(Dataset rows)
§
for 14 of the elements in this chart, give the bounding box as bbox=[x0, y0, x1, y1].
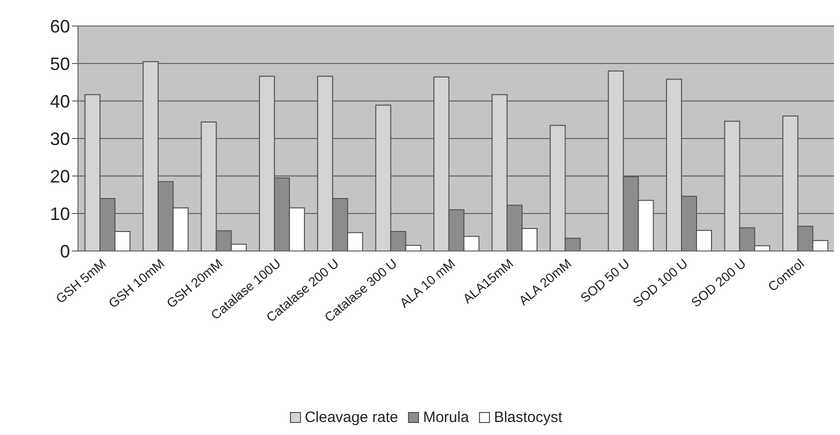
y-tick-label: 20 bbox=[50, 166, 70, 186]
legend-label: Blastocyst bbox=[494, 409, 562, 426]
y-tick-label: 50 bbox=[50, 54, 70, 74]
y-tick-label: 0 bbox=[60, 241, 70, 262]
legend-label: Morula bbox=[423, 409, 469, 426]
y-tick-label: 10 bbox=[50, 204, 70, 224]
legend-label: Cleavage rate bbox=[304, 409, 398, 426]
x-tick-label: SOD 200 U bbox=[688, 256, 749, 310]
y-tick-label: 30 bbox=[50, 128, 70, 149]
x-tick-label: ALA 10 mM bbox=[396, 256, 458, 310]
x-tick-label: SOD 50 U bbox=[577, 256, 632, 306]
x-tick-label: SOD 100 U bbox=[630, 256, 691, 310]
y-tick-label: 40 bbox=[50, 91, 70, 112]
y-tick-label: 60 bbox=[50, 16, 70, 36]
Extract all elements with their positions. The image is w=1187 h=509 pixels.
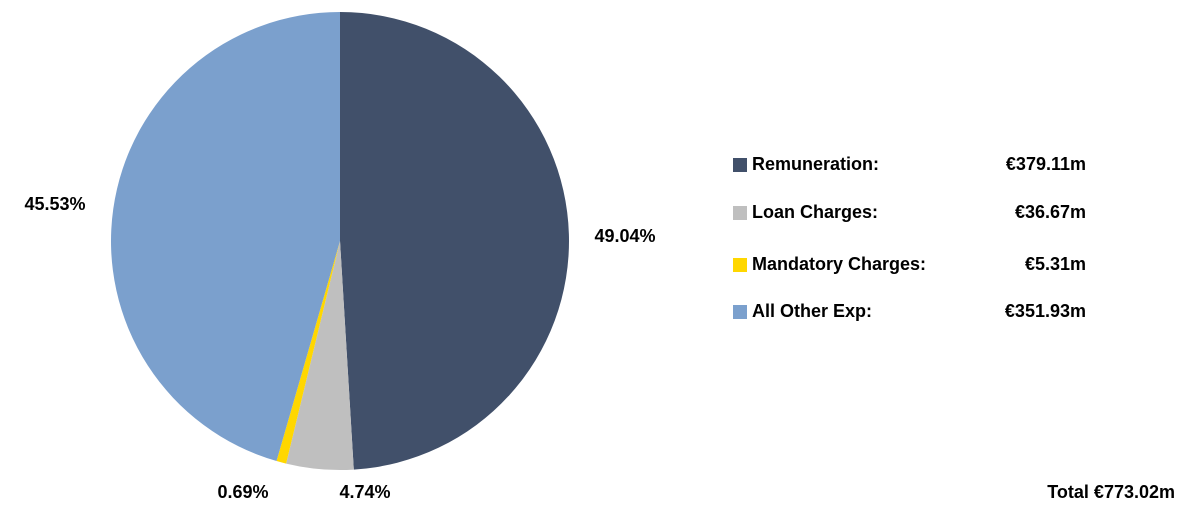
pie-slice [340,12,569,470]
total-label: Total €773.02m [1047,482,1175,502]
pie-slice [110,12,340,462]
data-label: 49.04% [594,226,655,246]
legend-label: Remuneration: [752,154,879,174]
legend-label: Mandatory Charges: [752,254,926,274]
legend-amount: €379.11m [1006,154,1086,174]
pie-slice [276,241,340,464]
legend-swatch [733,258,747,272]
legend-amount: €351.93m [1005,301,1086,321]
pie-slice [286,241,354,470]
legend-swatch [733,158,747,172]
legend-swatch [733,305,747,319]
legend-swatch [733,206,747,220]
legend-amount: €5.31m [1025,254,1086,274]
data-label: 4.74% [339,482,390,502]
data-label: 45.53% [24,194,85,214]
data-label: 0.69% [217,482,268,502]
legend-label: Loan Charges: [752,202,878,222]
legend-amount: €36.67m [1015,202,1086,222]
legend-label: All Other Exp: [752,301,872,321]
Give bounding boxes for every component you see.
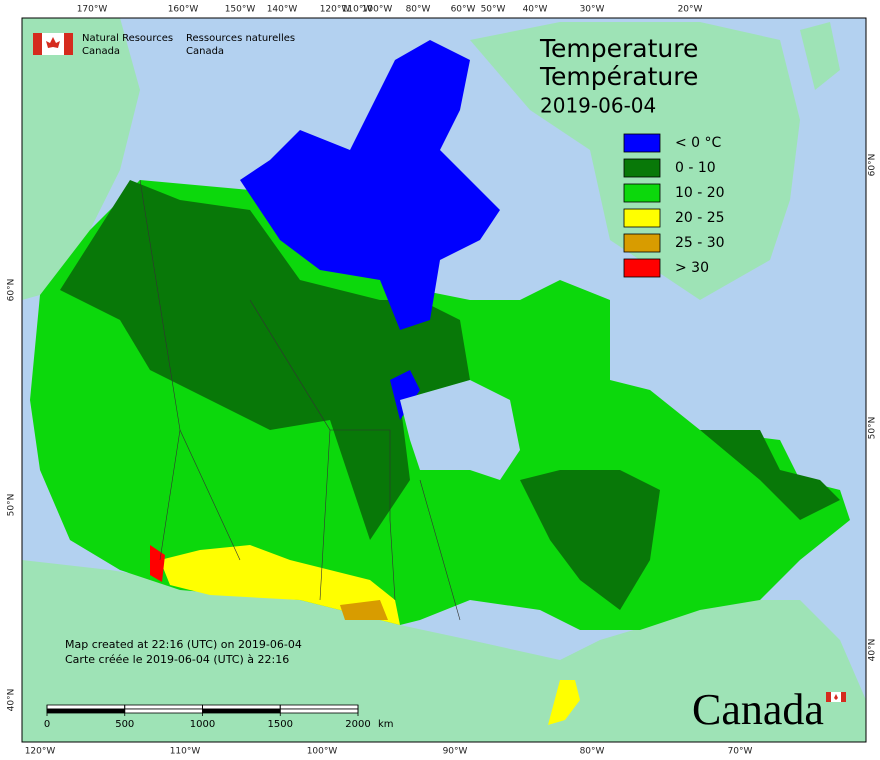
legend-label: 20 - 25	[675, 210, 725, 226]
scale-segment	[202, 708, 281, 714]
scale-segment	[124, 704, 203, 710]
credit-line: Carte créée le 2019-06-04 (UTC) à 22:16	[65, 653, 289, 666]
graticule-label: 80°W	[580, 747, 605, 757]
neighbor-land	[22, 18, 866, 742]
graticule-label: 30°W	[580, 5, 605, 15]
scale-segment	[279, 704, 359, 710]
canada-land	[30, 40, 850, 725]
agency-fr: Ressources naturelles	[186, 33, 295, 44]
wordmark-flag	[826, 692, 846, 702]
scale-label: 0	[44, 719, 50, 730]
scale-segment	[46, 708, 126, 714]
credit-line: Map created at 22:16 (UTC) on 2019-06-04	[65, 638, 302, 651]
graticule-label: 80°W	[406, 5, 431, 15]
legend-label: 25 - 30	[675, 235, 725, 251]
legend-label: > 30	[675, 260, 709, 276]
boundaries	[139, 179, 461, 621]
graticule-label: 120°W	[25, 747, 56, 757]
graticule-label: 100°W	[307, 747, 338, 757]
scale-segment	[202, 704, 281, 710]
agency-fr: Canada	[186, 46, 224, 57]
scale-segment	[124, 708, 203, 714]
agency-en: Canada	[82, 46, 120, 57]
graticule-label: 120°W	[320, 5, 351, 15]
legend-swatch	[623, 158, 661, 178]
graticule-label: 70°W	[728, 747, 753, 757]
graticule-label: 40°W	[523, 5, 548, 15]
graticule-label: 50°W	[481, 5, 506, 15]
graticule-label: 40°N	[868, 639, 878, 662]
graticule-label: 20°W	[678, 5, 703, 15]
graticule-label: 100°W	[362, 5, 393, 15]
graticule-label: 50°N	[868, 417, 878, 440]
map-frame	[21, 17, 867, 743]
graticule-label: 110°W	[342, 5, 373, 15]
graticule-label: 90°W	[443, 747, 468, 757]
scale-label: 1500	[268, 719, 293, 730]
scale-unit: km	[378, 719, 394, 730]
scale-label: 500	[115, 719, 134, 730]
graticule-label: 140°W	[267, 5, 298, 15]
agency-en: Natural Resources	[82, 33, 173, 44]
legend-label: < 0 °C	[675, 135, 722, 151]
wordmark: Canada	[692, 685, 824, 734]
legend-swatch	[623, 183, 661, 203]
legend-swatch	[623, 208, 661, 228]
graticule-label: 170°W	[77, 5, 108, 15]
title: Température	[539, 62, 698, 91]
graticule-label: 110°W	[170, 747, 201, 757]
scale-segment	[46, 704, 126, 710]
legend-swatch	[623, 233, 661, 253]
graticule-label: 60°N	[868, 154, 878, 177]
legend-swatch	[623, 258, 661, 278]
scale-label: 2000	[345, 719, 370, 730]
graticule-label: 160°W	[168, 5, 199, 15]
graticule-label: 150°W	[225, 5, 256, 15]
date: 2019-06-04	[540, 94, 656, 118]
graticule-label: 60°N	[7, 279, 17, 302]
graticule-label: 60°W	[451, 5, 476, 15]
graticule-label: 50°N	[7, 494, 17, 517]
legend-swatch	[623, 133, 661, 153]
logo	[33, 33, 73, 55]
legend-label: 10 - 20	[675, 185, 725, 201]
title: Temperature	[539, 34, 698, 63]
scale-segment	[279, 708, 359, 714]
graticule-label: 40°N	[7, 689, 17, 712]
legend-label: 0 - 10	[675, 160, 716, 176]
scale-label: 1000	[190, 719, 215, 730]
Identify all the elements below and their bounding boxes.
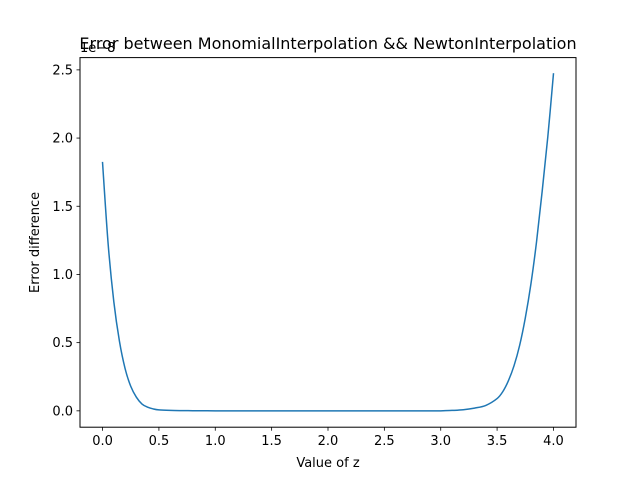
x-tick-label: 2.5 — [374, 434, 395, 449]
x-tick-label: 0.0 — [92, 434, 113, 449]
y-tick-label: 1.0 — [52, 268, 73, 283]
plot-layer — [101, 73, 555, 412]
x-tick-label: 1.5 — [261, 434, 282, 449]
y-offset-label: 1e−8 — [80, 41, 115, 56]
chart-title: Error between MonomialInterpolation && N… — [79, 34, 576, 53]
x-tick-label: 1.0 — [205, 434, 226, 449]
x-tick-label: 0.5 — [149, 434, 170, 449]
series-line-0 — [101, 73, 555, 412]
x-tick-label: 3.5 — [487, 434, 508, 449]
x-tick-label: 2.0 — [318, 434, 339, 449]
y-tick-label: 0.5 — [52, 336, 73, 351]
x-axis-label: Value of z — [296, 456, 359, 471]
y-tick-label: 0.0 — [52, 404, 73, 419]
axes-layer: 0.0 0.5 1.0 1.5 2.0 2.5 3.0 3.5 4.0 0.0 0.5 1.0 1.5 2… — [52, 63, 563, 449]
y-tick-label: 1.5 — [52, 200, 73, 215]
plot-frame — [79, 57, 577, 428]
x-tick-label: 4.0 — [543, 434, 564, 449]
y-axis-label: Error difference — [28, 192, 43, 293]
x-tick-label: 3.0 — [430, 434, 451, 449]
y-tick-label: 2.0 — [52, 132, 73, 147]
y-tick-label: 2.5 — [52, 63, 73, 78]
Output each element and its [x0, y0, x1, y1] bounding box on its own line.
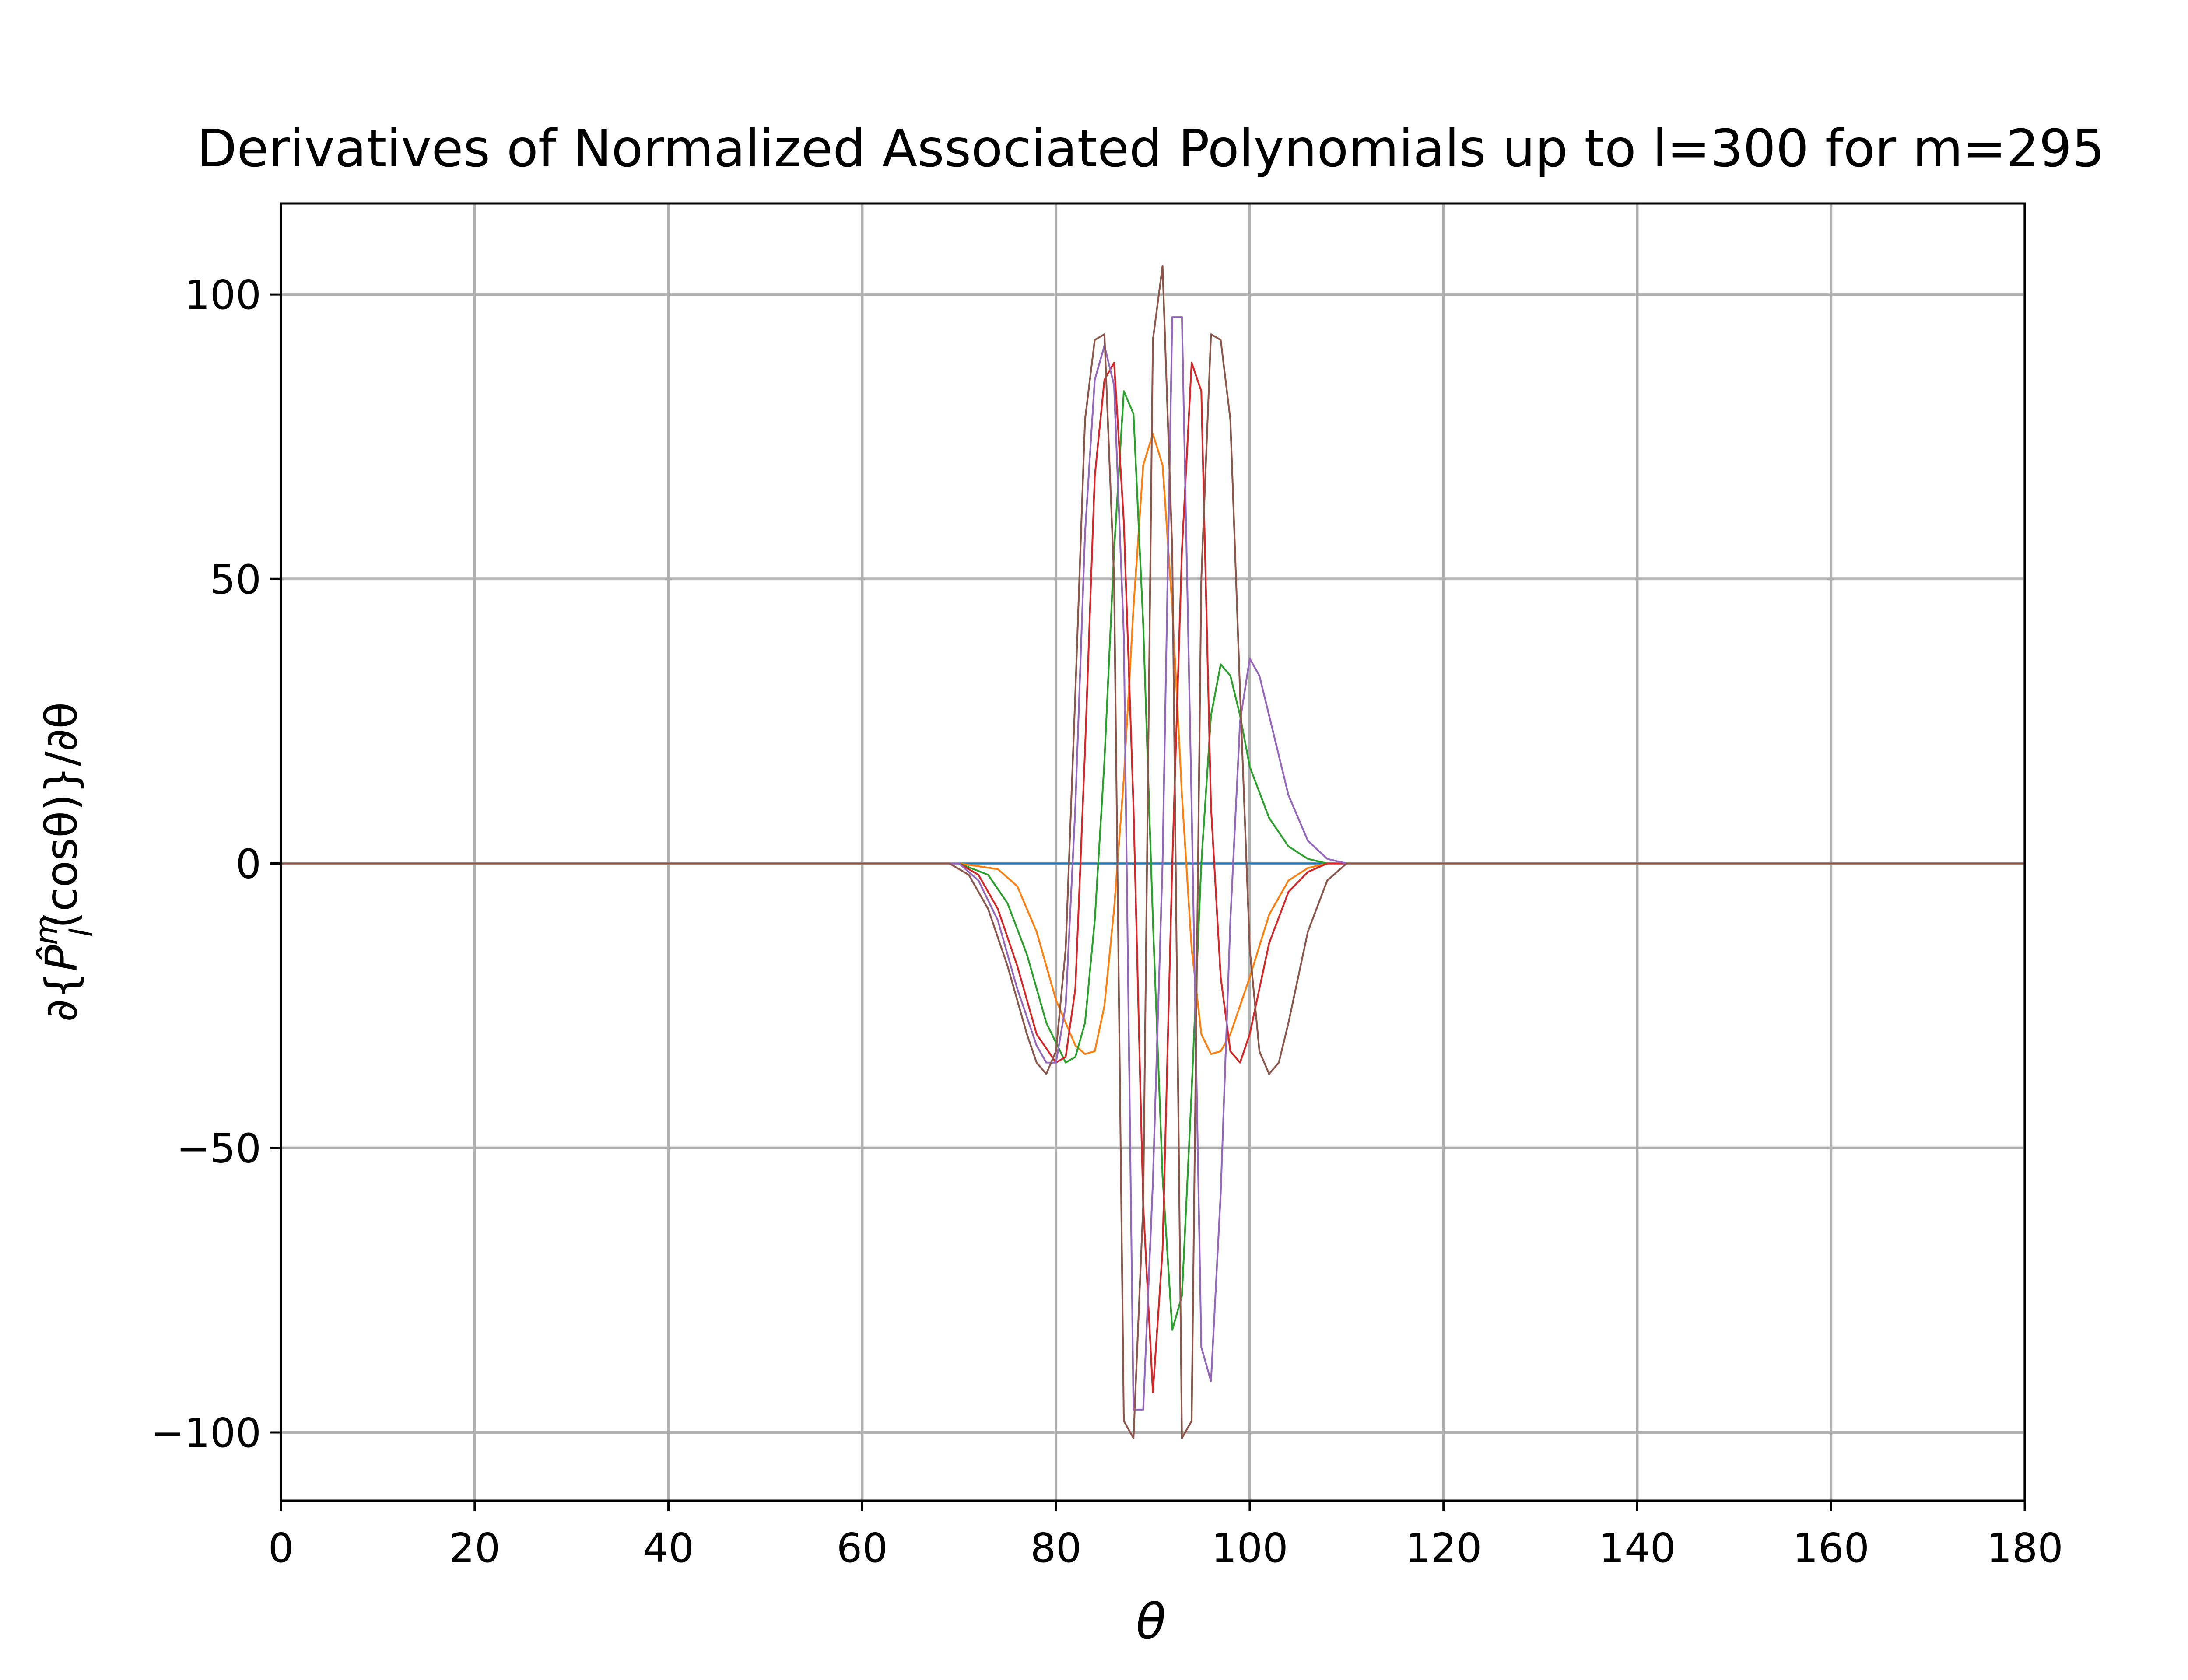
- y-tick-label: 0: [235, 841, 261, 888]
§
> [Written problem]:
Retype every line of the items above character for character, but leave out the pictures.

> [Answer for the task]:
for 14 of the elements in this chart, give the bounding box as bbox=[x0, y0, x1, y1].
y-tick-label: 20 bbox=[50, 166, 70, 186]
legend-label: Blastocyst bbox=[494, 409, 562, 426]
y-tick-label: 50 bbox=[50, 54, 70, 74]
y-tick-label: 0 bbox=[60, 241, 70, 262]
legend-label: Morula bbox=[423, 409, 469, 426]
y-tick-label: 10 bbox=[50, 204, 70, 224]
legend-label: Cleavage rate bbox=[304, 409, 398, 426]
x-tick-label: SOD 200 U bbox=[688, 256, 749, 310]
y-tick-label: 30 bbox=[50, 128, 70, 149]
x-tick-label: ALA 10 mM bbox=[396, 256, 458, 310]
x-tick-label: SOD 50 U bbox=[577, 256, 632, 306]
x-tick-label: SOD 100 U bbox=[630, 256, 691, 310]
y-tick-label: 40 bbox=[50, 91, 70, 112]
y-tick-label: 60 bbox=[50, 16, 70, 36]
Extract all elements with their positions. The image is w=1187 h=509 pixels.
pie-slice [340,12,569,470]
total-label: Total €773.02m [1047,482,1175,502]
pie-slice [110,12,340,462]
data-label: 49.04% [594,226,655,246]
legend-label: Remuneration: [752,154,879,174]
legend-label: Mandatory Charges: [752,254,926,274]
legend-amount: €379.11m [1006,154,1086,174]
pie-slice [276,241,340,464]
legend-swatch [733,258,747,272]
legend-amount: €351.93m [1005,301,1086,321]
pie-slice [286,241,354,470]
legend-swatch [733,158,747,172]
legend-swatch [733,305,747,319]
legend-swatch [733,206,747,220]
legend-amount: €5.31m [1025,254,1086,274]
data-label: 4.74% [339,482,390,502]
data-label: 45.53% [24,194,85,214]
data-label: 0.69% [217,482,268,502]
legend-label: Loan Charges: [752,202,878,222]
legend-amount: €36.67m [1015,202,1086,222]
legend-label: All Other Exp: [752,301,872,321]
Give bounding boxes for every component you see.
legend-label: 20 - 25	[675, 210, 725, 226]
scale-segment	[202, 708, 281, 714]
scale-segment	[124, 704, 203, 710]
credit-line: Carte créée le 2019-06-04 (UTC) à 22:16	[65, 653, 289, 666]
graticule-label: 80°W	[580, 747, 605, 757]
neighbor-land	[22, 18, 866, 742]
graticule-label: 30°W	[580, 5, 605, 15]
scale-segment	[279, 704, 359, 710]
canada-land	[30, 40, 850, 725]
agency-fr: Ressources naturelles	[186, 33, 295, 44]
wordmark-flag	[826, 692, 846, 702]
scale-label: 0	[44, 719, 50, 730]
scale-segment	[46, 708, 126, 714]
credit-line: Map created at 22:16 (UTC) on 2019-06-04	[65, 638, 302, 651]
graticule-label: 80°W	[406, 5, 431, 15]
legend-label: 25 - 30	[675, 235, 725, 251]
legend-label: > 30	[675, 260, 709, 276]
boundaries	[139, 179, 461, 621]
graticule-label: 120°W	[25, 747, 56, 757]
graticule-label: 100°W	[307, 747, 338, 757]
scale-segment	[202, 704, 281, 710]
agency-fr: Canada	[186, 46, 224, 57]
scale-segment	[124, 708, 203, 714]
agency-en: Canada	[82, 46, 120, 57]
graticule-label: 120°W	[320, 5, 351, 15]
legend-swatch	[623, 158, 661, 178]
graticule-label: 70°W	[728, 747, 753, 757]
graticule-label: 40°W	[523, 5, 548, 15]
graticule-label: 50°W	[481, 5, 506, 15]
graticule-label: 40°N	[868, 639, 878, 662]
graticule-label: 20°W	[678, 5, 703, 15]
graticule-label: 100°W	[362, 5, 393, 15]
graticule-label: 50°N	[868, 417, 878, 440]
map-frame	[21, 17, 867, 743]
graticule-label: 110°W	[342, 5, 373, 15]
graticule-label: 90°W	[443, 747, 468, 757]
scale-label: 1500	[268, 719, 293, 730]
scale-unit: km	[378, 719, 394, 730]
scale-label: 500	[115, 719, 134, 730]
graticule-label: 140°W	[267, 5, 298, 15]
agency-en: Natural Resources	[82, 33, 173, 44]
legend-label: < 0 °C	[675, 135, 722, 151]
wordmark: Canada	[692, 685, 824, 734]
legend-swatch	[623, 183, 661, 203]
legend-swatch	[623, 208, 661, 228]
graticule-label: 170°W	[77, 5, 108, 15]
title: Température	[539, 62, 698, 91]
graticule-label: 110°W	[170, 747, 201, 757]
scale-segment	[46, 704, 126, 710]
legend-swatch	[623, 233, 661, 253]
graticule-label: 60°N	[868, 154, 878, 177]
legend-swatch	[623, 258, 661, 278]
scale-label: 2000	[345, 719, 370, 730]
graticule-label: 160°W	[168, 5, 199, 15]
graticule-label: 150°W	[225, 5, 256, 15]
date: 2019-06-04	[540, 94, 656, 118]
graticule-label: 60°N	[7, 279, 17, 302]
graticule-label: 60°W	[451, 5, 476, 15]
graticule-label: 50°N	[7, 494, 17, 517]
legend-swatch	[623, 133, 661, 153]
logo	[33, 33, 73, 55]
legend-label: 10 - 20	[675, 185, 725, 201]
title: Temperature	[539, 34, 698, 63]
scale-segment	[279, 708, 359, 714]
graticule-label: 40°N	[7, 689, 17, 712]
legend-label: 0 - 10	[675, 160, 716, 176]
scale-label: 1000	[190, 719, 215, 730]
Identify all the elements below and their bounding boxes.
x-tick-label: 2.5 — [374, 434, 395, 449]
x-tick-label: 0.0 — [92, 434, 113, 449]
y-tick-label: 1.0 — [52, 268, 73, 283]
plot-layer — [101, 73, 555, 412]
x-tick-label: 1.5 — [261, 434, 282, 449]
y-offset-label: 1e−8 — [80, 41, 115, 56]
chart-title: Error between MonomialInterpolation && N… — [79, 34, 576, 53]
x-tick-label: 1.0 — [205, 434, 226, 449]
x-tick-label: 0.5 — [149, 434, 170, 449]
series-line-0 — [101, 73, 555, 412]
x-tick-label: 3.5 — [487, 434, 508, 449]
x-tick-label: 2.0 — [318, 434, 339, 449]
y-tick-label: 0.5 — [52, 336, 73, 351]
x-axis-label: Value of z — [296, 456, 359, 471]
y-tick-label: 0.0 — [52, 404, 73, 419]
axes-layer: 0.0 0.5 1.0 1.5 2.0 2.5 3.0 3.5 4.0 0.0 0.5 1.0 1.5 2… — [52, 63, 563, 449]
y-tick-label: 1.5 — [52, 200, 73, 215]
plot-frame — [79, 57, 577, 428]
x-tick-label: 4.0 — [543, 434, 564, 449]
y-axis-label: Error difference — [28, 192, 43, 293]
x-tick-label: 3.0 — [430, 434, 451, 449]
y-tick-label: 2.0 — [52, 132, 73, 147]
y-tick-label: 2.5 — [52, 63, 73, 78]
Output each element and its [x0, y0, x1, y1] bounding box on its own line.
- y-tick-label: 0: [235, 841, 261, 888]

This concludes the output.